* _TASK DETAILS_
Give the data again, word for word.

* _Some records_
——

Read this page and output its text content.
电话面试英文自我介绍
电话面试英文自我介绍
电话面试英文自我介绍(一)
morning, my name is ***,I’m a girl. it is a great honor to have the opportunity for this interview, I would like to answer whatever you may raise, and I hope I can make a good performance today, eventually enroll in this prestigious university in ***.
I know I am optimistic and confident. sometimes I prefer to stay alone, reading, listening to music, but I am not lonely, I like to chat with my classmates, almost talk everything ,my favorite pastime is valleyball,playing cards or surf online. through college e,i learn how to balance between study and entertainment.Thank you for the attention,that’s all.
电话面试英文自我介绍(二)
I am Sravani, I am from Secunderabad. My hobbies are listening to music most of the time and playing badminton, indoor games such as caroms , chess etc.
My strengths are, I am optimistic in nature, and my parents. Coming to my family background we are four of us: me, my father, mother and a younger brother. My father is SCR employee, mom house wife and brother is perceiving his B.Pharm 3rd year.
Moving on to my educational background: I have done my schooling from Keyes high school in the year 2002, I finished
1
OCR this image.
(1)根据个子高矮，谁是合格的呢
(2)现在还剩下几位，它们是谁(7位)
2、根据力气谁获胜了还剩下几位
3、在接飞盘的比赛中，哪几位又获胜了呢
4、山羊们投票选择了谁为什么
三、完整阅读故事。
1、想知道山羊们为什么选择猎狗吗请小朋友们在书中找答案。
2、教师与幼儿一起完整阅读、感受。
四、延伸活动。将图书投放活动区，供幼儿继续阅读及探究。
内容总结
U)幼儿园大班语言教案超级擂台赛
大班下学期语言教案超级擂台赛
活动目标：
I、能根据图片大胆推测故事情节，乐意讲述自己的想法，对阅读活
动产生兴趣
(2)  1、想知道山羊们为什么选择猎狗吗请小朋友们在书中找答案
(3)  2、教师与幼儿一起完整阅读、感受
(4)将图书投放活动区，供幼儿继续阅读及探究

——

* _RESPONSE TO THE EXERCISE_
Read this page and output its text content.
电话面试英文自我介绍
电话面试英文自我介绍
电话面试英文自我介绍(一)
morning, my name is ***,I’m a girl. it is a great honor to have the opportunity for this interview, I would like to answer whatever you may raise, and I hope I can make a good performance today, eventually enroll in this prestigious university in ***.
I know I am optimistic and confident. sometimes I prefer to stay alone, reading, listening to music, but I am not lonely, I like to chat with my classmates, almost talk everything ,my favorite pastime is valleyball,playing cards or surf online. through college e,i learn how to balance between study and entertainment.Thank you for the attention,that’s all.
电话面试英文自我介绍(二)
I am Sravani, I am from Secunderabad. My hobbies are listening to music most of the time and playing badminton, indoor games such as caroms , chess etc.
My strengths are, I am optimistic in nature, and my parents. Coming to my family background we are four of us: me, my father, mother and a younger brother. My father is SCR employee, mom house wife and brother is perceiving his B.Pharm 3rd year.
Moving on to my educational background: I have done my schooling from Keyes high school in the year 2002, I finished
1
OCR this image.
(1)根据个子高矮，谁是合格的呢
(2)现在还剩下几位，它们是谁(7位)
2、根据力气谁获胜了还剩下几位
3、在接飞盘的比赛中，哪几位又获胜了呢
4、山羊们投票选择了谁为什么
三、完整阅读故事。
1、想知道山羊们为什么选择猎狗吗请小朋友们在书中找答案。
2、教师与幼儿一起完整阅读、感受。
四、延伸活动。将图书投放活动区，供幼儿继续阅读及探究。
内容总结
U)幼儿园大班语言教案超级擂台赛
大班下学期语言教案超级擂台赛
活动目标：
I、能根据图片大胆推测故事情节，乐意讲述自己的想法，对阅读活
动产生兴趣
(2)  1、想知道山羊们为什么选择猎狗吗请小朋友们在书中找答案
(3)  2、教师与幼儿一起完整阅读、感受
(4)将图书投放活动区，供幼儿继续阅读及探究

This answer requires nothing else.